• **Given data**
— start —

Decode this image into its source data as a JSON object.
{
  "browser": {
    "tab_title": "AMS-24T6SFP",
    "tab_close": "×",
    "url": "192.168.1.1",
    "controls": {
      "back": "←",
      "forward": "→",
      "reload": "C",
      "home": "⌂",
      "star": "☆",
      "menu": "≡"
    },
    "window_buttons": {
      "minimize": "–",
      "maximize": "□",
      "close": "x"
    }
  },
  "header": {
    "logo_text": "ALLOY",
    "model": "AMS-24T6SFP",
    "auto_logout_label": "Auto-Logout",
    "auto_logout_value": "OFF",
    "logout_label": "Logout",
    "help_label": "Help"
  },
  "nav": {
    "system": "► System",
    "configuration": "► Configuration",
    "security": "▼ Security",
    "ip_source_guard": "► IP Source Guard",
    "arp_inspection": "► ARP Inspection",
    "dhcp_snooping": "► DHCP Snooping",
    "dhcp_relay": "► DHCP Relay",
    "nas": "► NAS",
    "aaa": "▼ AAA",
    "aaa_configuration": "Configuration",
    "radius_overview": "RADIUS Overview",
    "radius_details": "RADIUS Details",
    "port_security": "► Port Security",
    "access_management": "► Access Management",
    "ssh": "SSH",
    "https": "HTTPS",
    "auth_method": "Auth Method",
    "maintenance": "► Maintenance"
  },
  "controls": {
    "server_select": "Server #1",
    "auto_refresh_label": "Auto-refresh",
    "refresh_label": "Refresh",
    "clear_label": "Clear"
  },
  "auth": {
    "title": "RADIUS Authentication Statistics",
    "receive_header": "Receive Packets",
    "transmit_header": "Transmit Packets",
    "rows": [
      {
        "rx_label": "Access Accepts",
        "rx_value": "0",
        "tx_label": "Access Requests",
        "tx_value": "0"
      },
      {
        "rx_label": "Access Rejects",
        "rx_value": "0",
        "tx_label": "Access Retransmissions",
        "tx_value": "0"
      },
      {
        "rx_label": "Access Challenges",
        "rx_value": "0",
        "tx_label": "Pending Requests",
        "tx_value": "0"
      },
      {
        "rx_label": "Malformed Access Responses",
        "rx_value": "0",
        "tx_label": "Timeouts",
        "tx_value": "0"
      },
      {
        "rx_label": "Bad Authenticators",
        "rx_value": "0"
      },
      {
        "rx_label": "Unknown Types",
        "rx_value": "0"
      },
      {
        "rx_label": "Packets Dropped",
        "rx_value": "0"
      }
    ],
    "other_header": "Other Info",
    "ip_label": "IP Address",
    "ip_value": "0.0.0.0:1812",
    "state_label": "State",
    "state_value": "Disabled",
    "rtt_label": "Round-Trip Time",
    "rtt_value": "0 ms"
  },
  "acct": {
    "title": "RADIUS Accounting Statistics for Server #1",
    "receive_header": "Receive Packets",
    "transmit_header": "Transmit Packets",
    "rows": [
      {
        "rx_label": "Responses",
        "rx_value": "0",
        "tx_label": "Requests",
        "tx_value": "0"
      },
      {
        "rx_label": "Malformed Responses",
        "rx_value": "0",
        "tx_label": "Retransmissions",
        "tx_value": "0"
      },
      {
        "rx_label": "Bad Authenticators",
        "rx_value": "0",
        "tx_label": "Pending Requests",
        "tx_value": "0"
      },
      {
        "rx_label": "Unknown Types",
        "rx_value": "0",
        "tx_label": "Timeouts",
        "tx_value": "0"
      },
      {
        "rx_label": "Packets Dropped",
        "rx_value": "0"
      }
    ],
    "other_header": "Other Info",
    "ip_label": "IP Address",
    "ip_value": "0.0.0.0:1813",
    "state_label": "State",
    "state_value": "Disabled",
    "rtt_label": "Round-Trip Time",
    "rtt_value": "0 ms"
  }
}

— end —
— start —

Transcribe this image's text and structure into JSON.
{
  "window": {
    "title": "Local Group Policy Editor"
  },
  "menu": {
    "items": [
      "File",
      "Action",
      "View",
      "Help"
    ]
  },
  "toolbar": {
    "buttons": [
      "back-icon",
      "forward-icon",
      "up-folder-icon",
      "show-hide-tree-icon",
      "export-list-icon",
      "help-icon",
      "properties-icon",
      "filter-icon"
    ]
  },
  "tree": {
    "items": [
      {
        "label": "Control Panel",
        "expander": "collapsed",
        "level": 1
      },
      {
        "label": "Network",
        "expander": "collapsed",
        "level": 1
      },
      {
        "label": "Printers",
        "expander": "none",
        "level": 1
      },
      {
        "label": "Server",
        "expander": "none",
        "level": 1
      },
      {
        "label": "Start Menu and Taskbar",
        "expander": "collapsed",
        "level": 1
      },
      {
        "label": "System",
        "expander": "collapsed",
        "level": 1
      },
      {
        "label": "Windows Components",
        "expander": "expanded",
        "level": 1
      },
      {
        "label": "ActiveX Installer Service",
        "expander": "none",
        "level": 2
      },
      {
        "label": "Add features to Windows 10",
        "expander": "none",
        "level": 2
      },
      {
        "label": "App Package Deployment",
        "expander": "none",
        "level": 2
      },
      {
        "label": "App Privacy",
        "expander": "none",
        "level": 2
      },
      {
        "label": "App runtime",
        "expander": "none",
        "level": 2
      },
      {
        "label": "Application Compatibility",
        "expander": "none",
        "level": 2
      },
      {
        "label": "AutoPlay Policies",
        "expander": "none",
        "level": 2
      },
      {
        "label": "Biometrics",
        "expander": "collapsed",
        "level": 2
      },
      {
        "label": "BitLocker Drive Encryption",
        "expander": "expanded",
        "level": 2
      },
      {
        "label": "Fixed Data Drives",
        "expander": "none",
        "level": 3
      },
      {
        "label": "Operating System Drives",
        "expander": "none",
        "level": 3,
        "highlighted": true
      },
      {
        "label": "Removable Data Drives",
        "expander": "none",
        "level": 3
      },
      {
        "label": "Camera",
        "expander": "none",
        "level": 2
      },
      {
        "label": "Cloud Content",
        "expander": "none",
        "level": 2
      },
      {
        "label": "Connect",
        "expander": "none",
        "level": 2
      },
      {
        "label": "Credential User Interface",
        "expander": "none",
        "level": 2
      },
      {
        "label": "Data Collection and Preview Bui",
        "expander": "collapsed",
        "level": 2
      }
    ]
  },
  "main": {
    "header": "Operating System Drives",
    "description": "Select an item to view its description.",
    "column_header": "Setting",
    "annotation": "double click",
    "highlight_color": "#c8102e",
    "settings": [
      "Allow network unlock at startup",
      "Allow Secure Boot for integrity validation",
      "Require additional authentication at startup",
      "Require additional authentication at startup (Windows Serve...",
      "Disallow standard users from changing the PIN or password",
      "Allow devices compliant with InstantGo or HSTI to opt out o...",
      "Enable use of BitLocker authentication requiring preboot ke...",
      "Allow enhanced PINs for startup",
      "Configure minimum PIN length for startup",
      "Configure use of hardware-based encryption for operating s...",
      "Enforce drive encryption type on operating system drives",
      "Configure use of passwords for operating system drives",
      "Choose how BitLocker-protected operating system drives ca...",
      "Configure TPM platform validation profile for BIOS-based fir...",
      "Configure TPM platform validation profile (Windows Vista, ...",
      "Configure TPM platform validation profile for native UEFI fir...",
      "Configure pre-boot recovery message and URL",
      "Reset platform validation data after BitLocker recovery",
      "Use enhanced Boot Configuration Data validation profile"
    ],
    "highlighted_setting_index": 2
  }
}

— end —

• **Objective**
Filter the listing above for the string "Require" and copy every matching line.

• **Reply to the exercise**
      "Require additional authentication at startup",
      "Require additional authentication at startup (Windows Serve...",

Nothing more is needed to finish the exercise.